Stored data:

________________________

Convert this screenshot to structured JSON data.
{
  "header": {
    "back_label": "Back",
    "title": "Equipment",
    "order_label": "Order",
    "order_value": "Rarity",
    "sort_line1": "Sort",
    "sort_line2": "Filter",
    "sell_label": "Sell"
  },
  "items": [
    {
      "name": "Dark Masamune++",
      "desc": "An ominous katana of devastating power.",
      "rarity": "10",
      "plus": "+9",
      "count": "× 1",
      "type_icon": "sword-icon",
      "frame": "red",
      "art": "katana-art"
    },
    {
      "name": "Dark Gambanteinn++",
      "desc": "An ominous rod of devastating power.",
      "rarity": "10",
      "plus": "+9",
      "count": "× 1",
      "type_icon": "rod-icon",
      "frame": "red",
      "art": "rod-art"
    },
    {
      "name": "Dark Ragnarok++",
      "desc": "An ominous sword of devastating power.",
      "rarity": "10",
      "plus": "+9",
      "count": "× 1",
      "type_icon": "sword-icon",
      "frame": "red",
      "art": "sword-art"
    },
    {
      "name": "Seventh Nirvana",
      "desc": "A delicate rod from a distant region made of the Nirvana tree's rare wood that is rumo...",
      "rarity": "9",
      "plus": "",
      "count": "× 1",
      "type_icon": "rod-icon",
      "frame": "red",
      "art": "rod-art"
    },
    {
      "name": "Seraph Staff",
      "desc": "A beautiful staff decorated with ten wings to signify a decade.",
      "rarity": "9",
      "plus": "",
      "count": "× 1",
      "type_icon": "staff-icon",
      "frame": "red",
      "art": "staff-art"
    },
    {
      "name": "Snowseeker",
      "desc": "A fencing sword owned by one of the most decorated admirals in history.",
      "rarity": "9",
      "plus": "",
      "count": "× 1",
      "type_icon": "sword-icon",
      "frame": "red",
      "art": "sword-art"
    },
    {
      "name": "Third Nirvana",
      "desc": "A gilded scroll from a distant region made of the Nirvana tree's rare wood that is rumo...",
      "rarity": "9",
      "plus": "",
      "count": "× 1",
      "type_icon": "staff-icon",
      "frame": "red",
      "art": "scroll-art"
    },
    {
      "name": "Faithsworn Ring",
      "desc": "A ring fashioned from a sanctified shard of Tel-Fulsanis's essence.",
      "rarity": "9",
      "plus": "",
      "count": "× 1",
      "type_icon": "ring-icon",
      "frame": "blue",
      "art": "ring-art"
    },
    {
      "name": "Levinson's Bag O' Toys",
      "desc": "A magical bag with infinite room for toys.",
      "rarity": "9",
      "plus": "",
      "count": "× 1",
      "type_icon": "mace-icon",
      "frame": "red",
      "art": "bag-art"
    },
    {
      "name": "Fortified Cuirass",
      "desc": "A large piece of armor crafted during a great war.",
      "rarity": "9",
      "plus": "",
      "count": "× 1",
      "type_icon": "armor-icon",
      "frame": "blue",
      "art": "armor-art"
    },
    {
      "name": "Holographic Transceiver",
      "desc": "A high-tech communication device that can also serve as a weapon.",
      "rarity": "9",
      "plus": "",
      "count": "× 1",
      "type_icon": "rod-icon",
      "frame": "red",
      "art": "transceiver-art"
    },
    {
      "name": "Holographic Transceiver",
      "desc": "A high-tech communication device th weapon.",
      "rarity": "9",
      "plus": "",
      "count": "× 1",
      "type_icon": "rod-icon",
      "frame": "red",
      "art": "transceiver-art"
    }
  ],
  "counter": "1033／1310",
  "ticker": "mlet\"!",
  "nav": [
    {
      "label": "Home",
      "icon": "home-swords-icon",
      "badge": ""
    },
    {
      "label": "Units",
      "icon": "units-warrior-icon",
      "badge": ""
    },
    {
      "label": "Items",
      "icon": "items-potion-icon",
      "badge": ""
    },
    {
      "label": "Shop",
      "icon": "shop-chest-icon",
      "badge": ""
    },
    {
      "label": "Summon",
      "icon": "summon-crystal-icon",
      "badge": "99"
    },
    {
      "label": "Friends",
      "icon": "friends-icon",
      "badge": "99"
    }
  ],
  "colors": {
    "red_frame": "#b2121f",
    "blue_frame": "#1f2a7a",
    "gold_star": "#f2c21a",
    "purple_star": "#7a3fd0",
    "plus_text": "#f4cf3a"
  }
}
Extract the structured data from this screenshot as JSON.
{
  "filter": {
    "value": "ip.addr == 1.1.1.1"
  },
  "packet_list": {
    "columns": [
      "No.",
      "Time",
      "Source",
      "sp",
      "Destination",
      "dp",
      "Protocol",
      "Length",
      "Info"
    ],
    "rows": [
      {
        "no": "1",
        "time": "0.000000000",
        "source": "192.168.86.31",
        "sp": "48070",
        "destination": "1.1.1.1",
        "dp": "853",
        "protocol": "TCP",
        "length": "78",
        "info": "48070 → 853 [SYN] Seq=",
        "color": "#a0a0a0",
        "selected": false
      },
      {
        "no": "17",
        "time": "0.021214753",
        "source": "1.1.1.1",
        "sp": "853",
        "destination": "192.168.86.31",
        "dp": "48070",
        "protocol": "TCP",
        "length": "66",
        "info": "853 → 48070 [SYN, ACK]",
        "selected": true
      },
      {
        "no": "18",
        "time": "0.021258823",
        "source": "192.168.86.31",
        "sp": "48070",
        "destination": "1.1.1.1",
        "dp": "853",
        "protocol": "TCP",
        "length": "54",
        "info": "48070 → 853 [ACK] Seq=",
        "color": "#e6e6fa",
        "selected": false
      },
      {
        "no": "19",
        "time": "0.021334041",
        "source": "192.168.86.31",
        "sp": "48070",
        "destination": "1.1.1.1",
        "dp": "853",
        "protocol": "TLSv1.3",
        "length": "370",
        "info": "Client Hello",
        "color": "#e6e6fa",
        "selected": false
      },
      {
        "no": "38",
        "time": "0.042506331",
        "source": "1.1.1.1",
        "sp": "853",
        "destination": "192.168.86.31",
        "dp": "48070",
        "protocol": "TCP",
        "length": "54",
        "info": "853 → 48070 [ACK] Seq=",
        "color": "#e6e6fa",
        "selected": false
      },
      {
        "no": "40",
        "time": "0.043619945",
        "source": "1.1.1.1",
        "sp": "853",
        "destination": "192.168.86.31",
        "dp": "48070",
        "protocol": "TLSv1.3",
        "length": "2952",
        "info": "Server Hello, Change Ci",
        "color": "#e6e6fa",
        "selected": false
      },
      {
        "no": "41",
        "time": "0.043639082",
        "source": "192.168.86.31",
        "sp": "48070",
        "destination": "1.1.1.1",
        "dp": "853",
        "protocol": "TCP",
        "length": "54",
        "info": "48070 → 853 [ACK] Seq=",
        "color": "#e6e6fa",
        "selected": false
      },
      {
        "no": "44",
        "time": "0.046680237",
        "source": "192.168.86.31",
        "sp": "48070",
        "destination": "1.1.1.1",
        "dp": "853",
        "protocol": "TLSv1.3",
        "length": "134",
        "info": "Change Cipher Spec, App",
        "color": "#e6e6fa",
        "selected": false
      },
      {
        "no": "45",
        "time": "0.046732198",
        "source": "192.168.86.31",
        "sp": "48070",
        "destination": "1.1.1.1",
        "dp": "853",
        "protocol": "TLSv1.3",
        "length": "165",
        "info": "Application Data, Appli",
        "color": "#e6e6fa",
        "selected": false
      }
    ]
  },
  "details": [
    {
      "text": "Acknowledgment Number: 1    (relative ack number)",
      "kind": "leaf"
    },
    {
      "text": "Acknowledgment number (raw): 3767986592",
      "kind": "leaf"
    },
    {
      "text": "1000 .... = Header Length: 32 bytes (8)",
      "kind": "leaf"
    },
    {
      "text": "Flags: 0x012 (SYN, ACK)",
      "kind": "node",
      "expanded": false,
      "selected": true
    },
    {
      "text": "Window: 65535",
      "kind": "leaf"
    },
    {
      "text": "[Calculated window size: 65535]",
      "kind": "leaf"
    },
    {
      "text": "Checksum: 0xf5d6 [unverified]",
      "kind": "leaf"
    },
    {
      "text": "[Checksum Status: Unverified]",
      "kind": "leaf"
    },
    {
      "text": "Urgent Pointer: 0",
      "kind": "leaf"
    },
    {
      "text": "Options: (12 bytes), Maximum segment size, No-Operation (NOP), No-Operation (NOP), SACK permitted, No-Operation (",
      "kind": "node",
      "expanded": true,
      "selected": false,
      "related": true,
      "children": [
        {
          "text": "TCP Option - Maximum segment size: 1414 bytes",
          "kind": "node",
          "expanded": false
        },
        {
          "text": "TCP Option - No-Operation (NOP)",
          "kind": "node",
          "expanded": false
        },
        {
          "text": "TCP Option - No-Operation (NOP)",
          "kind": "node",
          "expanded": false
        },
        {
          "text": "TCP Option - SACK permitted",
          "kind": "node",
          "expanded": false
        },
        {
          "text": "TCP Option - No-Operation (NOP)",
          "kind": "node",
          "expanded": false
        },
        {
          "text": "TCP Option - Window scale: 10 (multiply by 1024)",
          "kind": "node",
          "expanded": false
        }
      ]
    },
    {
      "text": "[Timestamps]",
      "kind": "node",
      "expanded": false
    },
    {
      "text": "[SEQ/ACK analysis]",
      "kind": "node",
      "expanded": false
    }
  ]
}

________________________

**The exercise:** From the records above, pull out every line containing the word "Maximum".

**Written answer:**
      "text": "Options: (12 bytes), Maximum segment size, No-Operation (NOP), No-Operation (NOP), SACK permitted, No-Operation (",
          "text": "TCP Option - Maximum segment size: 1414 bytes",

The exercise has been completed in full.